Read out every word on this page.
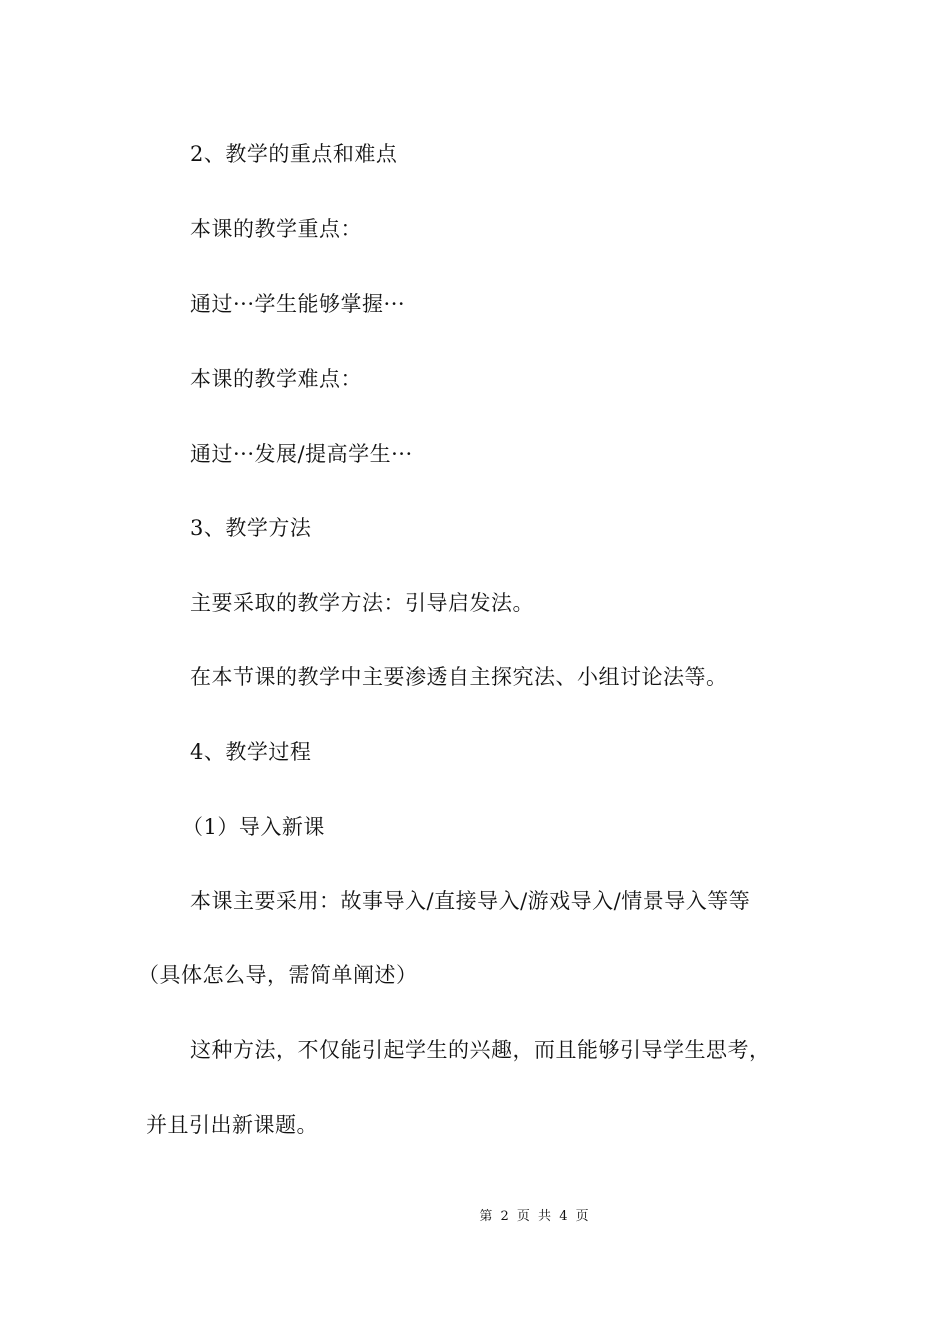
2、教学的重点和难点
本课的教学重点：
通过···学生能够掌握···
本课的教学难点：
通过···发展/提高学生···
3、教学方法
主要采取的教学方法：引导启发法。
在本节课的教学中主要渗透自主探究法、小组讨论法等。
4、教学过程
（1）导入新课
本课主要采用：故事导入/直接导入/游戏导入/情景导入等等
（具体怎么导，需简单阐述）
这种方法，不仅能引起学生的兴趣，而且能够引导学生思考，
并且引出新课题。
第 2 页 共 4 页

**Your task**
The data above needs to be retyped exactly, with the images left out.

**Answer**
Read out every word on this page.
2、教学的重点和难点
本课的教学重点：
通过···学生能够掌握···
本课的教学难点：
通过···发展/提高学生···
3、教学方法
主要采取的教学方法：引导启发法。
在本节课的教学中主要渗透自主探究法、小组讨论法等。
4、教学过程
（1）导入新课
本课主要采用：故事导入/直接导入/游戏导入/情景导入等等
（具体怎么导，需简单阐述）
这种方法，不仅能引起学生的兴趣，而且能够引导学生思考，
并且引出新课题。
第 2 页 共 4 页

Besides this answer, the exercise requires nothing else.